● **BLOQUE DE TEXTO**:
····················

El grito del “vecino” es claro y despierta algo de temor. “Qué hacen acá”, dice, utilizando la menor cantidad posible de músculos de su cara. “Tranquilo Héctor, son conocidos”, dice el vaqueano. A esta altura, además de ser el único que sabe dónde estamos es el héroe que nos salvó de quién sabe qué. 

Sigue la caminata. De vez en cuando miro para atrás para ver si tengo alguna chance de saber dónde estoy. Si veo el río puedo llegar a encontrar la lancha, me digo. Pero es imposible. Todo lo que se ve es ese colchón negro de tierra arrasada y quemada. A lo lejos, en medio del humo que por “oleadas” nos cubre enteros, veo algo que me tranquiliza. Muy a lo lejos, a la derecha de lo que yo creí era “atrás” se ve la silueta de las torres superiores del puente. “Listo”, me digo, y sigo el paso del vaqueano y las otras dos personas que completan la extraña expedición.

Lo próximo que nos cruzamos es otro animal. Una víbora. Retorcida y muerta. Suspiro de saber que está muerta, porque les tengo miedo incluso al verlas en la televisión. Pero, nobleza obliga, imaginar su muerte absurda y dolorosa me despierta algo que jamás tuve por ese animal. Nadie se merece morir así. Nadie se merece estar en su “casa” y ser encerrado por un verdadero infierno. Nadie, ni siquiera esa víbora que de estar viva no hubiese perdido la oportunidad de atacarme.

····················

(Datos de análisis del diseño de página)
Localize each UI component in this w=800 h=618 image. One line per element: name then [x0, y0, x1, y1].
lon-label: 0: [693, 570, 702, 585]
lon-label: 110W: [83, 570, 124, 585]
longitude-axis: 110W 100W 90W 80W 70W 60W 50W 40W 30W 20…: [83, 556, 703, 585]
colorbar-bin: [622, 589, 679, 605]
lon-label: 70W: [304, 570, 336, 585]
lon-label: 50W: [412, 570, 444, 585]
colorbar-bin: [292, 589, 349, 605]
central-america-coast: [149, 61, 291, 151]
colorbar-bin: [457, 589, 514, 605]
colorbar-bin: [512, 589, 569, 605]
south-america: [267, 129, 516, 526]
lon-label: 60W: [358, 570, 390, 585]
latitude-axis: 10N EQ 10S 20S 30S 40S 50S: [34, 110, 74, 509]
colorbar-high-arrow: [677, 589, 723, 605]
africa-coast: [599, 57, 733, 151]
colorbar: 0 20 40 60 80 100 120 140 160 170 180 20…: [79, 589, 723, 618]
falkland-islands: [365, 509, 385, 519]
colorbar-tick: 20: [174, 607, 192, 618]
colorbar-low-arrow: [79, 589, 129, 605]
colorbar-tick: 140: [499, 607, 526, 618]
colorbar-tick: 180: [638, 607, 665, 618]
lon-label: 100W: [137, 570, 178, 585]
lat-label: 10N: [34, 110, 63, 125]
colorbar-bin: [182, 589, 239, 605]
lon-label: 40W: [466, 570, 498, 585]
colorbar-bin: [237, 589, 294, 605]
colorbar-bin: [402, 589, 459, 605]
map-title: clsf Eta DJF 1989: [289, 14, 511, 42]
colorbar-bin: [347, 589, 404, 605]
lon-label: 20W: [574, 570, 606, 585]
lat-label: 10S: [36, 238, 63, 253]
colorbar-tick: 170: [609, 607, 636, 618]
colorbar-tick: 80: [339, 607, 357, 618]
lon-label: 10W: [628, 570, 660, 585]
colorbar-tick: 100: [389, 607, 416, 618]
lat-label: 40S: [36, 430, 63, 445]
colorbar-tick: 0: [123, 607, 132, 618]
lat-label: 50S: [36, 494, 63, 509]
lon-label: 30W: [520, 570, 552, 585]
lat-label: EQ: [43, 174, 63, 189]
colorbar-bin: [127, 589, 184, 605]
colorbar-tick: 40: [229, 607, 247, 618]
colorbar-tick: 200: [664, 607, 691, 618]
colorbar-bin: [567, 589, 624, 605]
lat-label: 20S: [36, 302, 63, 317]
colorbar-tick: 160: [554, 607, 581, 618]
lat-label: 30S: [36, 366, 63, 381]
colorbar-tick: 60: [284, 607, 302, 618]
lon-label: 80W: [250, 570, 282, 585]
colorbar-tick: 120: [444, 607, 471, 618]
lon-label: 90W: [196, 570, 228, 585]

····················

● **TU OBJETIVO**: Enumera, en el orden en que aparecen, todas las palabras o frases que el relato de la caminata pone entre comillas. Básate únicamente en el texto.

● **RESPUESTA**:
- vecino
- Qué hacen acá
- Tranquilo Héctor, son conocidos
- oleadas
- atrás
- Listo
- casa